» **Text segment**:
----

Intraneuronal accumulation of amyloid-β peptides as the pathomechanism linking autism and its co-morbidities: epilepsy and self-injurious behavior - the hypothesis

Autism spectrum disorder (ASD) is associated with enhanced processing of amyloid-beta precursor protein (APP) by secretase-alpha, higher blood levels of sAPP alpha and intraneuronal accumulation of N-terminally truncated A beta peptides in the brain cortex - mainly in the GABAergic neurons expressing parvalbumin - and subcortical structures. Brain A beta accumulation has been also described in epilepsy-the frequent ASD co-morbidity. Furthermore, A beta peptides have been shown to induce electroconvulsive episodes. Enhanced production and altered processing of APP, as well as accumulation of A beta in the brain are also frequent consequences of traumatic brain injuries which result from self-injurious behaviors, another ASD co-morbidity. We discuss distinct consequences of accumulation of A beta in the neurons and synapses depending on the A beta species, their posttranslational modifications, concentration, level of aggregation and oligomerization, as well as brain structures, cell types and subcellular structures where it occurs. The biological effects of A beta species which are discussed in the context of the pathomechanisms of ASD, epilepsy, and self-injurious behavior include modulation of transcription-both activation and repression; induction of oxidative stress; activation and alteration of membrane receptors' signaling; formation of calcium channels causing hyper-activation of neurons; reduction of GABAergic signaling - all of which lead to disruption of functions of synapses and neuronal networks. We conclude that ASD, epilepsy, and self-injurious behaviors all contribute to the enhanced production and accumulation of A beta peptides which in turn cause and enhance dysfunctions of the neuronal networks that manifest as autism clinical symptoms, epilepsy, and self-injurious behaviors.

----

» **Collected data entries**:
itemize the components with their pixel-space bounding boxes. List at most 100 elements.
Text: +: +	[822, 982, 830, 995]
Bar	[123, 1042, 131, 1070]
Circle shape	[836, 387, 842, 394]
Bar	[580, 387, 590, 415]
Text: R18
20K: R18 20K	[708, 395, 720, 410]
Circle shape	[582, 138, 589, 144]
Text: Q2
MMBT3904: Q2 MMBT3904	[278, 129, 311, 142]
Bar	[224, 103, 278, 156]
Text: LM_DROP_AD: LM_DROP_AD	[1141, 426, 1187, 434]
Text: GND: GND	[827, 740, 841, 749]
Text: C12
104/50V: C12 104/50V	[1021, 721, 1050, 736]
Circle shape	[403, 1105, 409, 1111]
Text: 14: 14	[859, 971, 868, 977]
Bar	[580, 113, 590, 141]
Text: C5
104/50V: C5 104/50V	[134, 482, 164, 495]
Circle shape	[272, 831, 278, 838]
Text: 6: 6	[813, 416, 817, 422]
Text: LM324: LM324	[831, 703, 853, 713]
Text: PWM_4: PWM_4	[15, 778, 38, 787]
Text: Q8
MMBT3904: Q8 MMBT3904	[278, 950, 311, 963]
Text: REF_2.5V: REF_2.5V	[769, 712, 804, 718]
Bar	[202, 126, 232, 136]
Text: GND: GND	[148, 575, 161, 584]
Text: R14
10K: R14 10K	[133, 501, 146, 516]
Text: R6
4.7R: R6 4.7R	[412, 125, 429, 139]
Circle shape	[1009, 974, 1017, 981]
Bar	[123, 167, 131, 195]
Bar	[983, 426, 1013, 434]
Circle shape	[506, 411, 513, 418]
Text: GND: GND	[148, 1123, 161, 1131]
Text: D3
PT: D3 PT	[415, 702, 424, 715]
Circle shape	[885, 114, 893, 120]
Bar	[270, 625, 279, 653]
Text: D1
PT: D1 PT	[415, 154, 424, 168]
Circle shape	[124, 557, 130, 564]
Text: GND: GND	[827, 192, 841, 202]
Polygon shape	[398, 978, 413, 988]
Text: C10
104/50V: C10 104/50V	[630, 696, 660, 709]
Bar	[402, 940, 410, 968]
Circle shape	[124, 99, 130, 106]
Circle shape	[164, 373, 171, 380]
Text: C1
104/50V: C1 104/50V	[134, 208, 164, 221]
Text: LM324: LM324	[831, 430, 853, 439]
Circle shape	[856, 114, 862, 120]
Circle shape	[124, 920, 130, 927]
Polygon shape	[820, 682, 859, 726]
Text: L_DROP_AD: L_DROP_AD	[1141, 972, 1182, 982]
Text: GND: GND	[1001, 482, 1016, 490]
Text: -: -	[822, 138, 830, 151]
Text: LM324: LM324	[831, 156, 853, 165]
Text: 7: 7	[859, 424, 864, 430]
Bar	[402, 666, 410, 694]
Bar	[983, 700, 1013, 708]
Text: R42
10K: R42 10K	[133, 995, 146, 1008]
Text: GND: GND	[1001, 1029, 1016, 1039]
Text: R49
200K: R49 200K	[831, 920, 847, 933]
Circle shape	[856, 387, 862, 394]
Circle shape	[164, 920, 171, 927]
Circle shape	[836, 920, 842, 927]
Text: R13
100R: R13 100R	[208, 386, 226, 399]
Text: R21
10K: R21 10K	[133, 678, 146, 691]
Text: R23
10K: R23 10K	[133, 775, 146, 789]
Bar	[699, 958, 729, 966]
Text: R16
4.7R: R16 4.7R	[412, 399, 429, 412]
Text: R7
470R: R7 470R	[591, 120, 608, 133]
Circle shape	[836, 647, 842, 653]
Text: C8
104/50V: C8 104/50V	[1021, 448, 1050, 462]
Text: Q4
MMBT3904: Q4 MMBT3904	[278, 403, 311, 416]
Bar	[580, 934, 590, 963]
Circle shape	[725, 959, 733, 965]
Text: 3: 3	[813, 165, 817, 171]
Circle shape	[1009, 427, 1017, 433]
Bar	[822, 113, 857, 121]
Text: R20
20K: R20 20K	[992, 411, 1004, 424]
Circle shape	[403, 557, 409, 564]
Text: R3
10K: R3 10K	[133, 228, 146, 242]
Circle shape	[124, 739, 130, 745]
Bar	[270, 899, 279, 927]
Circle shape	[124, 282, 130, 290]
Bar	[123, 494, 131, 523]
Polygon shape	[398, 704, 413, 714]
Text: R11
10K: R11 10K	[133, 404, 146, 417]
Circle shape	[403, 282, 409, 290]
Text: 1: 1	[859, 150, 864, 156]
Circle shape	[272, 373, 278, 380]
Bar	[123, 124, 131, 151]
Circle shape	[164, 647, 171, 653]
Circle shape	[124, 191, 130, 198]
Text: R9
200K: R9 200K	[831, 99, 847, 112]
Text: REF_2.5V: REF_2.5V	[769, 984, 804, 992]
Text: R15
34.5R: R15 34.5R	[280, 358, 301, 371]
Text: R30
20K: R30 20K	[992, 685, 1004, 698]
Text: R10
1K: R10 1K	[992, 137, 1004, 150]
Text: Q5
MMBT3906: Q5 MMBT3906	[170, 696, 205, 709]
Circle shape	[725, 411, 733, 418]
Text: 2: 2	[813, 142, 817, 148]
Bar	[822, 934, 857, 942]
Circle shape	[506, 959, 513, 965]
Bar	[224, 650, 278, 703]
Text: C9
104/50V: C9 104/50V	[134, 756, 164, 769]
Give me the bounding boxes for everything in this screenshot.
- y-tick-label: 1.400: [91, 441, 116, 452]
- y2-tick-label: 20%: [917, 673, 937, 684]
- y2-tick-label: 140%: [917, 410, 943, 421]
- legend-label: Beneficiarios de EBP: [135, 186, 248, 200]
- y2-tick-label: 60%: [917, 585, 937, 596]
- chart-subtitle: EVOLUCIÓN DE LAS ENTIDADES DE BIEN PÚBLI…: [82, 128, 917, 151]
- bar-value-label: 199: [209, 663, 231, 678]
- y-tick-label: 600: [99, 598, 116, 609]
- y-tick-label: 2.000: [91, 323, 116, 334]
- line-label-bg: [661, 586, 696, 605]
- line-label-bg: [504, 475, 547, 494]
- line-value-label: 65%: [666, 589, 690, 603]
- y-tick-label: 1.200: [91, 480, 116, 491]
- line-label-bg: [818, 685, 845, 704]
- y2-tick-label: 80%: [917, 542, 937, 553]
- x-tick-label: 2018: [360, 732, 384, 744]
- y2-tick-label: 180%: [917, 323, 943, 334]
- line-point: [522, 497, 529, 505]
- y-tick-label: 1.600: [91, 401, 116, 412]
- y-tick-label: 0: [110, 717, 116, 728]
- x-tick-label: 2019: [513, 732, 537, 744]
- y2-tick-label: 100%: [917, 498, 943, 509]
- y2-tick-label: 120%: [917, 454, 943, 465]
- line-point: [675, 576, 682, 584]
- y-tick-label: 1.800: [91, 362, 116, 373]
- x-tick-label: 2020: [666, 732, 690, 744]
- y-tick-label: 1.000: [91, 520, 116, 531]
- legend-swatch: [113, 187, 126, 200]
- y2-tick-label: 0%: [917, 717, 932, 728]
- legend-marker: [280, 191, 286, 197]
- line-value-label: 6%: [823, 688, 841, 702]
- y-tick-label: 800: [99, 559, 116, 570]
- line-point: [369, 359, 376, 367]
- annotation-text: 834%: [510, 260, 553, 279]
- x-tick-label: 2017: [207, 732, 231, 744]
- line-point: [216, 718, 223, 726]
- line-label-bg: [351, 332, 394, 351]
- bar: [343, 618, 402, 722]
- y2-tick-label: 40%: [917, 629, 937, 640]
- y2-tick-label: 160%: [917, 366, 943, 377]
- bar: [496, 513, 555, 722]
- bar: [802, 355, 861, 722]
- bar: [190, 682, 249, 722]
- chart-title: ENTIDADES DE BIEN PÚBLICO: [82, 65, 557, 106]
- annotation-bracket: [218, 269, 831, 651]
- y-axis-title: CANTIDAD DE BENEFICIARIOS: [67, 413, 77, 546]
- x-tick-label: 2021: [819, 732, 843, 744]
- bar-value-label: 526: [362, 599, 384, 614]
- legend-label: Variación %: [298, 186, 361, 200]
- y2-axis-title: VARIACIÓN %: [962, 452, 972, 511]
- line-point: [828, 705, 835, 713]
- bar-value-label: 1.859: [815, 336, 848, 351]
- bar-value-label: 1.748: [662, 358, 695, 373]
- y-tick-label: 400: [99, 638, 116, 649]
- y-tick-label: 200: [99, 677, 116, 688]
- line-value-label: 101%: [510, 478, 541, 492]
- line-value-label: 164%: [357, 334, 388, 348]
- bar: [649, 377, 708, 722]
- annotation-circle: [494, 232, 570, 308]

----

» **Required action 1**: Translate this sentence from the amyloid-β abstract into Spanish: "Furthermore, A beta peptides have been shown to induce electroconvulsive episodes."
» **Required action 2**: Condense the paragraph of the amyloid-β abstract that begins "Autism spectrum disorder (ASD) is associated" into a bulleted list of its main facts.
» **Required action 3**: According to the amyloid-β abstract, in which neurons of the brain cortex does the accumulation of N-terminally truncated A beta peptides mainly occur in ASD?

» **Response 1**: Además, se ha demostrado que los péptidos A beta inducen episodios electroconvulsivos.

» **Response 2**:
- ASD is associated with enhanced processing of APP by secretase-alpha, higher blood levels of sAPP alpha, and intraneuronal accumulation of N-terminally truncated A beta peptides in the brain cortex (mainly parvalbumin-expressing GABAergic neurons) and subcortical structures.
- Brain A beta accumulation has also been described in epilepsy, a frequent ASD co-morbidity, and A beta peptides can induce electroconvulsive episodes.
- Traumatic brain injuries from self-injurious behavior, another ASD co-morbidity, often lead to enhanced production and altered processing of APP and to A beta accumulation.
- The consequences of A beta accumulation depend on the A beta species, their posttranslational modifications, concentration, aggregation and oligomerization, and on the brain structures, cell types, and subcellular structures involved.
- The effects of A beta that are discussed include:
  - modulation of transcription
  - oxidative stress
  - altered membrane receptor signaling
  - calcium channel formation causing neuronal hyper-activation
  - reduced GABAergic signaling
- These effects disrupt synapses and neuronal networks.
- Conclusion: ASD, epilepsy, and self-injurious behavior all increase A beta production and accumulation. In turn, A beta causes and enhances the network dysfunctions that manifest as these same conditions.

» **Response 3**: Mainly in the GABAergic neurons expressing parvalbumin.